Rochester Business Journal – May 23, 2019

By: Kevin Oklobzija

The folks with the PGA of America know golf and know how to run tournaments. For 103 years, the organization has worked to grow the game while also providing a platform for great play.

But one thing the PGA of America doesn’t do: pretend to know everything.

When their people bring one of the organization’s elite events to town — be it the PGA Championship, Senior PGA Championship, Women’s PGA Championship or Ryder Cup — they know they’re the outsiders. They don’t wing it when it comes to an institutional understanding of a community or claim to be market savvy. Oh, they know Rochester loves golf.

“This city looks at these championships as their birthright.”

Bryan Karns, tournament director for this week’s KitchenAid Senior PGA Championship at Oak Hill Country Club

Indeed, the PGA brought to Oak Hill the Ryder Cup in 1995, the PGA Championship in 2003 and the Senior PGA in 2008. But they still wanted help to market this year’s event.

That’s why the PGA contracted with marketing blueprint and data science specialist Cause + Effect Strategy and Marketing of Henrietta and then public relations and marketing giant Dixon Schwabl of Victor.

Information given -
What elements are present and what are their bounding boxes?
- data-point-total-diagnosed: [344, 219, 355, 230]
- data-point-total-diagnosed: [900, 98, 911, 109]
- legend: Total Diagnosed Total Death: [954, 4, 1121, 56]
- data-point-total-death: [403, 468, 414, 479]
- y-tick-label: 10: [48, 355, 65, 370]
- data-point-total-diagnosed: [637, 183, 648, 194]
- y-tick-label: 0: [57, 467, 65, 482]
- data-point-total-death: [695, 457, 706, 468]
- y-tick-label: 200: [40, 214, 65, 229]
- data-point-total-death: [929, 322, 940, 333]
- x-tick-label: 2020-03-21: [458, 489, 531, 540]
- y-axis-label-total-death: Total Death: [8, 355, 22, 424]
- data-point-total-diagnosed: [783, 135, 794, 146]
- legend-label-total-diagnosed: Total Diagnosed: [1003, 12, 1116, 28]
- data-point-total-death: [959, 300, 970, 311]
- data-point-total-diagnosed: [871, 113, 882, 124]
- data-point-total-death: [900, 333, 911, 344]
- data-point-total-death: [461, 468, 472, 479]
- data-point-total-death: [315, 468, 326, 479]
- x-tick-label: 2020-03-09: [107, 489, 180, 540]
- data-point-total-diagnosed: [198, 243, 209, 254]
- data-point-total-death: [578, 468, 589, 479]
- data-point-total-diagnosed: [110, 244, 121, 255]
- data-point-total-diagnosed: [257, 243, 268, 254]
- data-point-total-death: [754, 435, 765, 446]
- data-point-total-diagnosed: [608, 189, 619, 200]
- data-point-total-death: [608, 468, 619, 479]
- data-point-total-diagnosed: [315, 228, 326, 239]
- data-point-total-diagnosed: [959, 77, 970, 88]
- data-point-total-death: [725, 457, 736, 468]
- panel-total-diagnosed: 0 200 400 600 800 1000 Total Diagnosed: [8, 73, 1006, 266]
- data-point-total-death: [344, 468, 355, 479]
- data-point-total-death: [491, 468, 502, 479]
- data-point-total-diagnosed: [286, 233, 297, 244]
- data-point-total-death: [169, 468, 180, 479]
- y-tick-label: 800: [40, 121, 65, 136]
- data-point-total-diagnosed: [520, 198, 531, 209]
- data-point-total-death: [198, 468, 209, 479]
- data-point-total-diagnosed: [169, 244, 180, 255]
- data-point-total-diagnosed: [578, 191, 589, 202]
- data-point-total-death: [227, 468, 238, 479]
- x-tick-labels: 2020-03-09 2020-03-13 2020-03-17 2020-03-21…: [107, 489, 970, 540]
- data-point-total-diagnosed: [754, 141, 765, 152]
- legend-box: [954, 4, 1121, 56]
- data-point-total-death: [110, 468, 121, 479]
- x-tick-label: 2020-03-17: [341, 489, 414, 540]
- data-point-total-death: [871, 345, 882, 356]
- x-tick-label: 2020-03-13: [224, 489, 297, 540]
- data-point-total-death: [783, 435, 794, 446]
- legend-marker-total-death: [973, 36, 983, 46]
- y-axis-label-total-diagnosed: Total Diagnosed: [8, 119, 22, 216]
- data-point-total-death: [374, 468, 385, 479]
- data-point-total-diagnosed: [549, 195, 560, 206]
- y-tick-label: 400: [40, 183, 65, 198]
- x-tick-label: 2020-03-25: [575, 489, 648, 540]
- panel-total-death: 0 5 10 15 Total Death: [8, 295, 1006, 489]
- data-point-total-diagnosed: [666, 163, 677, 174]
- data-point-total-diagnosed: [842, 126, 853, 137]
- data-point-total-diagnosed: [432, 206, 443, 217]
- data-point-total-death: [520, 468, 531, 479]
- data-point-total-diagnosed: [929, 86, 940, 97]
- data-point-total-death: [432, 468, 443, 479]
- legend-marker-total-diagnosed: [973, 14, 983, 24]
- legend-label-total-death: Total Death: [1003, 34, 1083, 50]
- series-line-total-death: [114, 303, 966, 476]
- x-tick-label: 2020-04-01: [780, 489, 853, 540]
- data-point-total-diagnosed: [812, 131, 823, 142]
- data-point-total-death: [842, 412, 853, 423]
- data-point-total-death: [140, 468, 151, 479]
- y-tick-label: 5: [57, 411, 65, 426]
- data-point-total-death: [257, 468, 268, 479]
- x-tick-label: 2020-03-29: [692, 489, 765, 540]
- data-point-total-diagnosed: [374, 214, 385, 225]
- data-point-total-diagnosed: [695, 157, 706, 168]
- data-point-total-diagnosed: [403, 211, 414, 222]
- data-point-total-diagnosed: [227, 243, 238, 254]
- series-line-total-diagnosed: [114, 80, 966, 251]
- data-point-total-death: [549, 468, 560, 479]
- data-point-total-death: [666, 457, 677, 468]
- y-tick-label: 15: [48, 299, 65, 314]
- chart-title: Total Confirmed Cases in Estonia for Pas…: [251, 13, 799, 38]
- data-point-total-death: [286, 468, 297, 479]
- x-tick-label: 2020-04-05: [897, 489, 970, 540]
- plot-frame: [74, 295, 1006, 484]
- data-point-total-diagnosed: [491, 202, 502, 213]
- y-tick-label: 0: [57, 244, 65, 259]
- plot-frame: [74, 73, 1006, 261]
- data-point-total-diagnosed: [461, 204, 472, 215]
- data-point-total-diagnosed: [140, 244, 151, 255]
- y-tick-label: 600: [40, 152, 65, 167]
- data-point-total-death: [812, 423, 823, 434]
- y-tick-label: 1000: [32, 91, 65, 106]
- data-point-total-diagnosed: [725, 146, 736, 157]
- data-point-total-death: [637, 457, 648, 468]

What the task requires -
Copy out the entire article on the PGA of America's marketing of the Senior PGA Championship at Oak Hill, word for word and line for line.

Solution to the problem -
Rochester Business Journal – May 23, 2019

By: Kevin Oklobzija

The folks with the PGA of America know golf and know how to run tournaments. For 103 years, the organization has worked to grow the game while also providing a platform for great play.

But one thing the PGA of America doesn’t do: pretend to know everything.

When their people bring one of the organization’s elite events to town — be it the PGA Championship, Senior PGA Championship, Women’s PGA Championship or Ryder Cup — they know they’re the outsiders. They don’t wing it when it comes to an institutional understanding of a community or claim to be market savvy. Oh, they know Rochester loves golf.

“This city looks at these championships as their birthright.”

Bryan Karns, tournament director for this week’s KitchenAid Senior PGA Championship at Oak Hill Country Club

Indeed, the PGA brought to Oak Hill the Ryder Cup in 1995, the PGA Championship in 2003 and the Senior PGA in 2008. But they still wanted help to market this year’s event.

That’s why the PGA contracted with marketing blueprint and data science specialist Cause + Effect Strategy and Marketing of Henrietta and then public relations and marketing giant Dixon Schwabl of Victor.